* [SET PROBLEM]:
In the data, extract each line that holds the string "this".

* [MATERIAL TO PROCESS]:
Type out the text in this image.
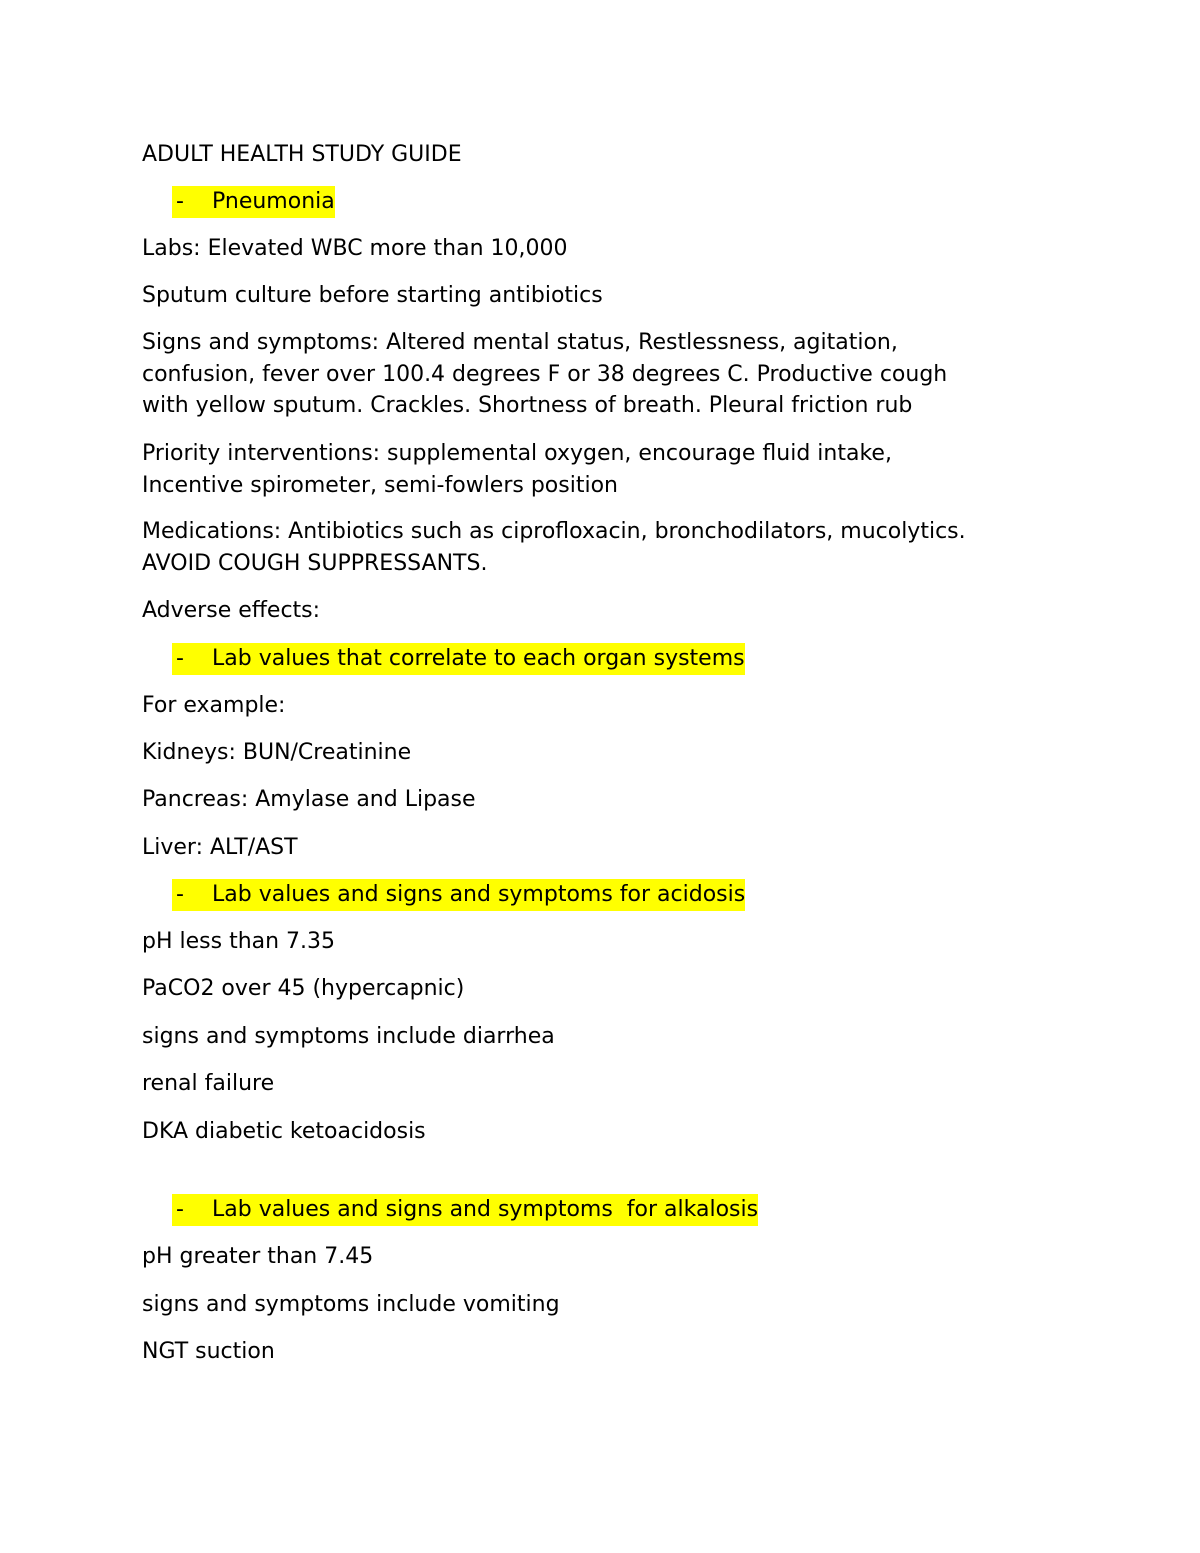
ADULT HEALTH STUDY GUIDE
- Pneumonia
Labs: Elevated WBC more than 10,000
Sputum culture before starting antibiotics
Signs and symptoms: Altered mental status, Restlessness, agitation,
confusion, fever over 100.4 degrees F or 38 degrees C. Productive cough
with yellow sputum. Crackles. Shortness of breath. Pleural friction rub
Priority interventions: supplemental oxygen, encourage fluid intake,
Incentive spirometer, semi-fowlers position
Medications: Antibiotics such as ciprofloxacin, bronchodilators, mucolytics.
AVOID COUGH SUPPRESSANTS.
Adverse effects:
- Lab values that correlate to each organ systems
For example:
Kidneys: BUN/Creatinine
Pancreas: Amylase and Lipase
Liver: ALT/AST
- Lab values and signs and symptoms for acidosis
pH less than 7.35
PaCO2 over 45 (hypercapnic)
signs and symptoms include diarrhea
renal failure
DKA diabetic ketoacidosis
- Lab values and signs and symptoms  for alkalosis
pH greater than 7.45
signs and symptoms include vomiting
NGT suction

...

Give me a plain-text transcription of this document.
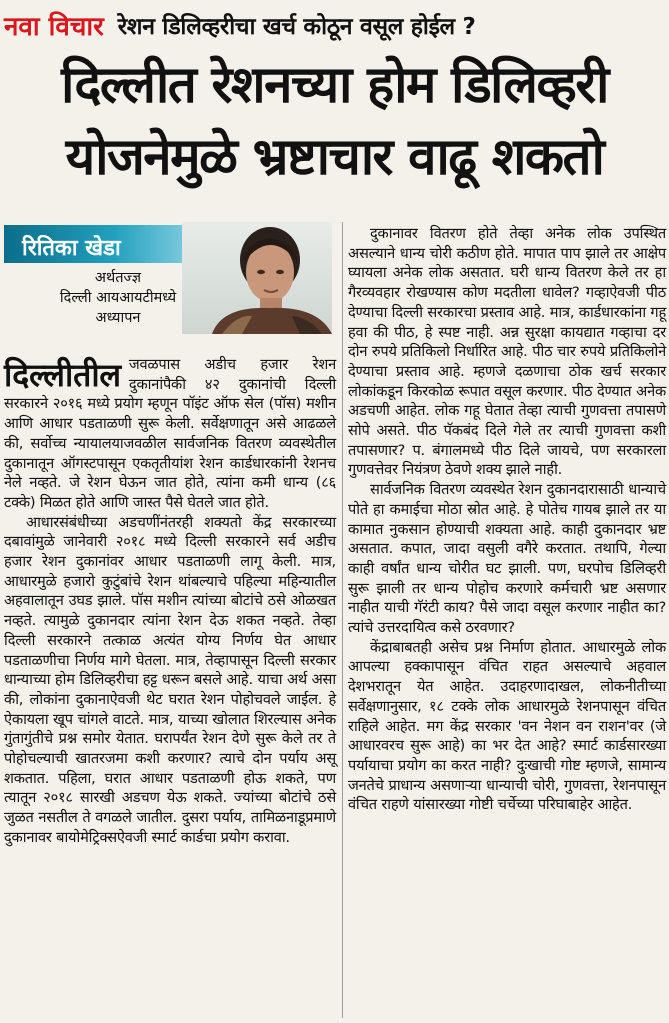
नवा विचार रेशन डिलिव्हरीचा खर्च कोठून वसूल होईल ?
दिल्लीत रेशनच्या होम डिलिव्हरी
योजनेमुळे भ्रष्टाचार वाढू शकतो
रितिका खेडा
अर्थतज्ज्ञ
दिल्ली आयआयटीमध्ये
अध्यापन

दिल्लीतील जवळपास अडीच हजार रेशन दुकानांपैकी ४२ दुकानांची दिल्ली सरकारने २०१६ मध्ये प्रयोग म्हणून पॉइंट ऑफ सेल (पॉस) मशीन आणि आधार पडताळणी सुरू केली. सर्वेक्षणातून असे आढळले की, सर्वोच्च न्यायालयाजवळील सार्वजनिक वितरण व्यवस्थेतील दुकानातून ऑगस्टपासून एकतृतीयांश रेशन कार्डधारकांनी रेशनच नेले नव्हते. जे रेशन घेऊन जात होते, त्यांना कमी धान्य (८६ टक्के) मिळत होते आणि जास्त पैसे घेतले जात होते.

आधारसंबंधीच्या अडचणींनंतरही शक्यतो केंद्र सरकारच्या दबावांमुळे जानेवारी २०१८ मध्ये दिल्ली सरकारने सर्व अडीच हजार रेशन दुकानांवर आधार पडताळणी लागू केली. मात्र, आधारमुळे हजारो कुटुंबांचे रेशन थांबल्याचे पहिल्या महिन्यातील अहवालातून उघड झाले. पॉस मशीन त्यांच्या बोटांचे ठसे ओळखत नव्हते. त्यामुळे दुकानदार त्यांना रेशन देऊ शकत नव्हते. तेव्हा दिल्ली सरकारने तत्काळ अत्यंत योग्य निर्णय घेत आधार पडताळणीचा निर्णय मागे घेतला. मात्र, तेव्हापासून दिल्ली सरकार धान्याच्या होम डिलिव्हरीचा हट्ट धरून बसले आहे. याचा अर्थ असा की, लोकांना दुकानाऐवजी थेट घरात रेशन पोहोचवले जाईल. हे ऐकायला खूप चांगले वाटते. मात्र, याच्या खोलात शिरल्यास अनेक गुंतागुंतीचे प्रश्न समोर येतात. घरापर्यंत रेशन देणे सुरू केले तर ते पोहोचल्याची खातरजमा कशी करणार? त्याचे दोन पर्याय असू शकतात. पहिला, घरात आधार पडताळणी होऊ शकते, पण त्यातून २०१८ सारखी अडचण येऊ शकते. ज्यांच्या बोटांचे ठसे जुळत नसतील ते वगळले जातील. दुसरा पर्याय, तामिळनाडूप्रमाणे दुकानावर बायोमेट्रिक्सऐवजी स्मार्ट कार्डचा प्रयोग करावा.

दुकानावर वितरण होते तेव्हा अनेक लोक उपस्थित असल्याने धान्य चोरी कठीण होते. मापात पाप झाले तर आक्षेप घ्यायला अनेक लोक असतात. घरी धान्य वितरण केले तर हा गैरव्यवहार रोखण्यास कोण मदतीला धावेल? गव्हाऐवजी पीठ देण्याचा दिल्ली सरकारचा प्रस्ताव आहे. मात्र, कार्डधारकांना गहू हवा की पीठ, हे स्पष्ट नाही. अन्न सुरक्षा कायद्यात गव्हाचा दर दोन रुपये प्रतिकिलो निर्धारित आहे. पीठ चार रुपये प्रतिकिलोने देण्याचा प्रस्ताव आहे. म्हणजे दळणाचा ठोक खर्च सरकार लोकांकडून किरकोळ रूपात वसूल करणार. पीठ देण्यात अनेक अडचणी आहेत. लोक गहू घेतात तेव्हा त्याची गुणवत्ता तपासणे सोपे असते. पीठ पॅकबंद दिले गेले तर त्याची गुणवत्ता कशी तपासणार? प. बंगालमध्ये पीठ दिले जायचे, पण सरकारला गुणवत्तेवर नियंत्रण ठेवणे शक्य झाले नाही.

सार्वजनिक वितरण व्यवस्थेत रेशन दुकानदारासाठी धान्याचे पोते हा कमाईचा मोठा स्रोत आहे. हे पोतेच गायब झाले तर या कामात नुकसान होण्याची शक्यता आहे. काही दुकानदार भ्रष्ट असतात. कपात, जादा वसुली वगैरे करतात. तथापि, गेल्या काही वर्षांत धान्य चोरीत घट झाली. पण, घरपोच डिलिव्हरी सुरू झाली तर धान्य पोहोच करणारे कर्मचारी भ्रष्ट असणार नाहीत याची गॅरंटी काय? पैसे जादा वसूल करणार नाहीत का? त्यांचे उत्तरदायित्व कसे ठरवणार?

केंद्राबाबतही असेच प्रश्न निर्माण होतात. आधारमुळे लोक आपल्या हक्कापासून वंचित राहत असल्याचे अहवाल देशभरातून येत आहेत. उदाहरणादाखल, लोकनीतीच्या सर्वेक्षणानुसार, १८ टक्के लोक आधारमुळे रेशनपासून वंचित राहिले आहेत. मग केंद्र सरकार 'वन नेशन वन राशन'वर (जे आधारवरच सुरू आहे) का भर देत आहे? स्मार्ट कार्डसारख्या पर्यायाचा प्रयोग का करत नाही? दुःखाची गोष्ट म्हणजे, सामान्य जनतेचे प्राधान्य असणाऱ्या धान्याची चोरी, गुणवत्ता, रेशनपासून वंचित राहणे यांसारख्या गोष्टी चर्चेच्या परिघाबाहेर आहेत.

---

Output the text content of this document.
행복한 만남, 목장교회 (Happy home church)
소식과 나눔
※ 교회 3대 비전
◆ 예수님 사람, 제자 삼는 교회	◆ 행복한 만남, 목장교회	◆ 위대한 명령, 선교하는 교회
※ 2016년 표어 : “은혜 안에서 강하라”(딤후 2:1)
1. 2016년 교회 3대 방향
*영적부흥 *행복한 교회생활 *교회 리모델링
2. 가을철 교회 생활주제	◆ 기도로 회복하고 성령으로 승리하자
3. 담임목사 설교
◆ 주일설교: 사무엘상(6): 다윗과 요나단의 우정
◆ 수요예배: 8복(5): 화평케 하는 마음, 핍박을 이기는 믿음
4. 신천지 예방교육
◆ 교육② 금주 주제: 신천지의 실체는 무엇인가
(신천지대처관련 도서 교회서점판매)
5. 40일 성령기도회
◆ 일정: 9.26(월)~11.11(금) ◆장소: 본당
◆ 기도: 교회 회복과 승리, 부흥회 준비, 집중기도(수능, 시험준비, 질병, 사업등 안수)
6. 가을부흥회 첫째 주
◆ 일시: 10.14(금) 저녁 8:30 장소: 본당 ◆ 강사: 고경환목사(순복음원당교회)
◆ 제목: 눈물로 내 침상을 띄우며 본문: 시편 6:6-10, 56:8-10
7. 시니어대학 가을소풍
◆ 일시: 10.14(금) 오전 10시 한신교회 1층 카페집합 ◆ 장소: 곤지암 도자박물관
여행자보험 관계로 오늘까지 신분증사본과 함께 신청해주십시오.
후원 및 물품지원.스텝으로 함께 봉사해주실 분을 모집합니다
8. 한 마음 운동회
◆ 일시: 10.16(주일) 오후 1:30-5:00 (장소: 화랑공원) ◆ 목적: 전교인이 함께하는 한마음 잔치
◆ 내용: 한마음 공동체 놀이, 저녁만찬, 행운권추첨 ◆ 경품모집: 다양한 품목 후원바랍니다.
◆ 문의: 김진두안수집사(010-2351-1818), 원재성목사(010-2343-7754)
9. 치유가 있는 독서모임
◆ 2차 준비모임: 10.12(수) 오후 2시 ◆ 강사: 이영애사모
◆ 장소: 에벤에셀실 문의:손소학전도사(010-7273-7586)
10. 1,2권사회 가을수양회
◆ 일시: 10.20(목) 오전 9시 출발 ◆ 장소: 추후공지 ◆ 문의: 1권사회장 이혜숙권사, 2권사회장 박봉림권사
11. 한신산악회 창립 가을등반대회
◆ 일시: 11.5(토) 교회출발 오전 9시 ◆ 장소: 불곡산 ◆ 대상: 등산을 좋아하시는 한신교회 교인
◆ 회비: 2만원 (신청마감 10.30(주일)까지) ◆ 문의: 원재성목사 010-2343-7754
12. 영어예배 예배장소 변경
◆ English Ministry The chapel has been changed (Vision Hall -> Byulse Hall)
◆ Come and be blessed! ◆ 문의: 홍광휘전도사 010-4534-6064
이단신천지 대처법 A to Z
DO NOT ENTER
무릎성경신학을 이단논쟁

* [THE RESPONSE]:
Type out the text in this image.
Give me a plain-text transcription of this document.
Output the text content of this document.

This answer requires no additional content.